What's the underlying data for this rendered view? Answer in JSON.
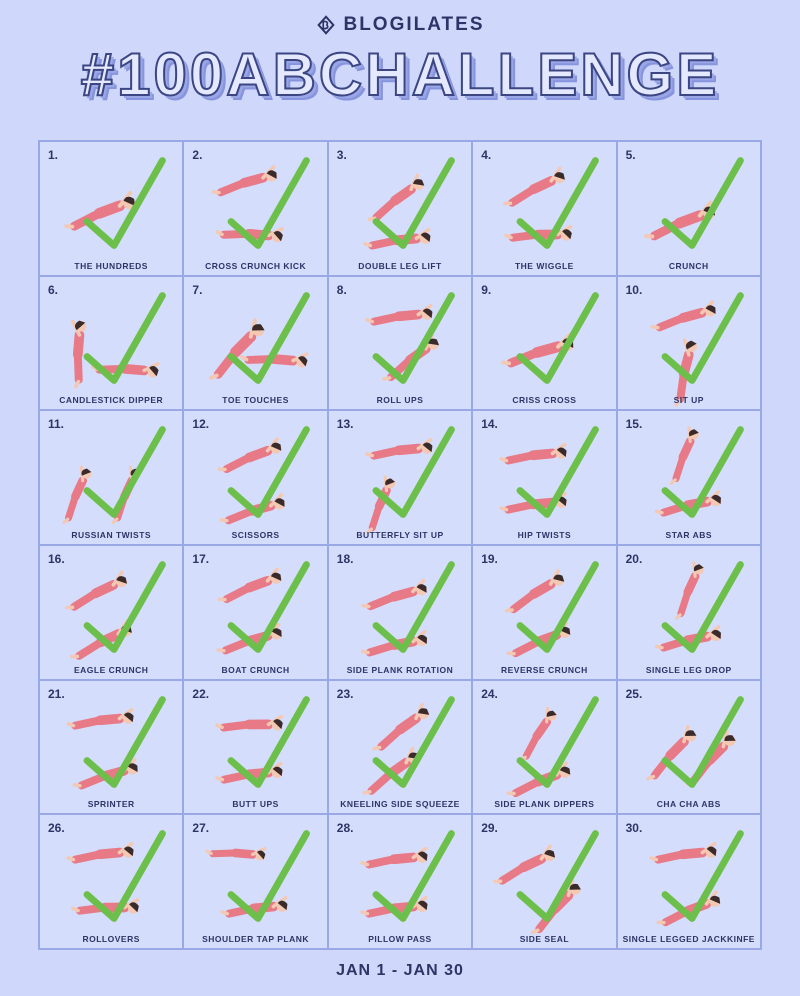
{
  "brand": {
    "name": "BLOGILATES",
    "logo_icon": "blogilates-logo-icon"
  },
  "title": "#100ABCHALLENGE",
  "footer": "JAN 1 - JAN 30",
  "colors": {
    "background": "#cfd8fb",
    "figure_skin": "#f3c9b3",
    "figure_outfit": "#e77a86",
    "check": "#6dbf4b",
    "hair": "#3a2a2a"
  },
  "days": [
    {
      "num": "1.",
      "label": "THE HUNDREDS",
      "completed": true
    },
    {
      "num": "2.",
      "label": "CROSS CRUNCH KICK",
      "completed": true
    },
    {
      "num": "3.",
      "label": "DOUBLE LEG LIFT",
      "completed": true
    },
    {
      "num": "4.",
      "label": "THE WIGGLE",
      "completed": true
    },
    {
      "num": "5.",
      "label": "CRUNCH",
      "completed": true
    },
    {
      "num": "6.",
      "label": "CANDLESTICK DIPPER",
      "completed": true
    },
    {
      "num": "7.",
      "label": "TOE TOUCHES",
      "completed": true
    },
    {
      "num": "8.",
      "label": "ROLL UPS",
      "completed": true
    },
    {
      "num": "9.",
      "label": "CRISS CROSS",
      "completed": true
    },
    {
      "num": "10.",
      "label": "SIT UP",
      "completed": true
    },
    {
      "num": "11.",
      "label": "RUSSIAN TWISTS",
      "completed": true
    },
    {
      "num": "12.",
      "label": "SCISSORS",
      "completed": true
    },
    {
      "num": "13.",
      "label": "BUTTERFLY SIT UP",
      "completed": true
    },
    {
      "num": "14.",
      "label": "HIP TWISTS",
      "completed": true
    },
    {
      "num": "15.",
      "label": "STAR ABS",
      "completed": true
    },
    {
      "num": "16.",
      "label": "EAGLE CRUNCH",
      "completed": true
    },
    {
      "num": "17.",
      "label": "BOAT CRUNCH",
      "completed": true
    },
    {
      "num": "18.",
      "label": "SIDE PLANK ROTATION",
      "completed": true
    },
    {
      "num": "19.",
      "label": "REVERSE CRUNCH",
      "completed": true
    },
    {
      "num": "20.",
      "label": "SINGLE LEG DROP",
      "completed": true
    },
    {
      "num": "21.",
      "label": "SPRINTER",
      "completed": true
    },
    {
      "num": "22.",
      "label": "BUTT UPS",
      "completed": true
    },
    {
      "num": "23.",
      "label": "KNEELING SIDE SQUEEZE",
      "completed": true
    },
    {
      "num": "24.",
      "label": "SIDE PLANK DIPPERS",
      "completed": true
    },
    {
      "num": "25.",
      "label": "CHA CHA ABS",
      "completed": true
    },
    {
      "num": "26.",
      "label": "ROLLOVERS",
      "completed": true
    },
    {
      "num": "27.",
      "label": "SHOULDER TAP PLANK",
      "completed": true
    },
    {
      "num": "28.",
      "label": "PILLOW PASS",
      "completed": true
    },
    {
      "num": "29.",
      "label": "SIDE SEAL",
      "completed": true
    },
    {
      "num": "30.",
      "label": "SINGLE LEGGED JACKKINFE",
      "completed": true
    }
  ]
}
◇ ◇ ◇ ◇ ◇ ◇ ◇
*YOUR GOAL*: Transcribe the complete set of entries verbatim. No pictures belong in the copy.

*FULL ANSWER*:
What's the underlying data for this rendered view? Answer in JSON.
{
  "brand": {
    "name": "BLOGILATES",
    "logo_icon": "blogilates-logo-icon"
  },
  "title": "#100ABCHALLENGE",
  "footer": "JAN 1 - JAN 30",
  "colors": {
    "background": "#cfd8fb",
    "figure_skin": "#f3c9b3",
    "figure_outfit": "#e77a86",
    "check": "#6dbf4b",
    "hair": "#3a2a2a"
  },
  "days": [
    {
      "num": "1.",
      "label": "THE HUNDREDS",
      "completed": true
    },
    {
      "num": "2.",
      "label": "CROSS CRUNCH KICK",
      "completed": true
    },
    {
      "num": "3.",
      "label": "DOUBLE LEG LIFT",
      "completed": true
    },
    {
      "num": "4.",
      "label": "THE WIGGLE",
      "completed": true
    },
    {
      "num": "5.",
      "label": "CRUNCH",
      "completed": true
    },
    {
      "num": "6.",
      "label": "CANDLESTICK DIPPER",
      "completed": true
    },
    {
      "num": "7.",
      "label": "TOE TOUCHES",
      "completed": true
    },
    {
      "num": "8.",
      "label": "ROLL UPS",
      "completed": true
    },
    {
      "num": "9.",
      "label": "CRISS CROSS",
      "completed": true
    },
    {
      "num": "10.",
      "label": "SIT UP",
      "completed": true
    },
    {
      "num": "11.",
      "label": "RUSSIAN TWISTS",
      "completed": true
    },
    {
      "num": "12.",
      "label": "SCISSORS",
      "completed": true
    },
    {
      "num": "13.",
      "label": "BUTTERFLY SIT UP",
      "completed": true
    },
    {
      "num": "14.",
      "label": "HIP TWISTS",
      "completed": true
    },
    {
      "num": "15.",
      "label": "STAR ABS",
      "completed": true
    },
    {
      "num": "16.",
      "label": "EAGLE CRUNCH",
      "completed": true
    },
    {
      "num": "17.",
      "label": "BOAT CRUNCH",
      "completed": true
    },
    {
      "num": "18.",
      "label": "SIDE PLANK ROTATION",
      "completed": true
    },
    {
      "num": "19.",
      "label": "REVERSE CRUNCH",
      "completed": true
    },
    {
      "num": "20.",
      "label": "SINGLE LEG DROP",
      "completed": true
    },
    {
      "num": "21.",
      "label": "SPRINTER",
      "completed": true
    },
    {
      "num": "22.",
      "label": "BUTT UPS",
      "completed": true
    },
    {
      "num": "23.",
      "label": "KNEELING SIDE SQUEEZE",
      "completed": true
    },
    {
      "num": "24.",
      "label": "SIDE PLANK DIPPERS",
      "completed": true
    },
    {
      "num": "25.",
      "label": "CHA CHA ABS",
      "completed": true
    },
    {
      "num": "26.",
      "label": "ROLLOVERS",
      "completed": true
    },
    {
      "num": "27.",
      "label": "SHOULDER TAP PLANK",
      "completed": true
    },
    {
      "num": "28.",
      "label": "PILLOW PASS",
      "completed": true
    },
    {
      "num": "29.",
      "label": "SIDE SEAL",
      "completed": true
    },
    {
      "num": "30.",
      "label": "SINGLE LEGGED JACKKINFE",
      "completed": true
    }
  ]
}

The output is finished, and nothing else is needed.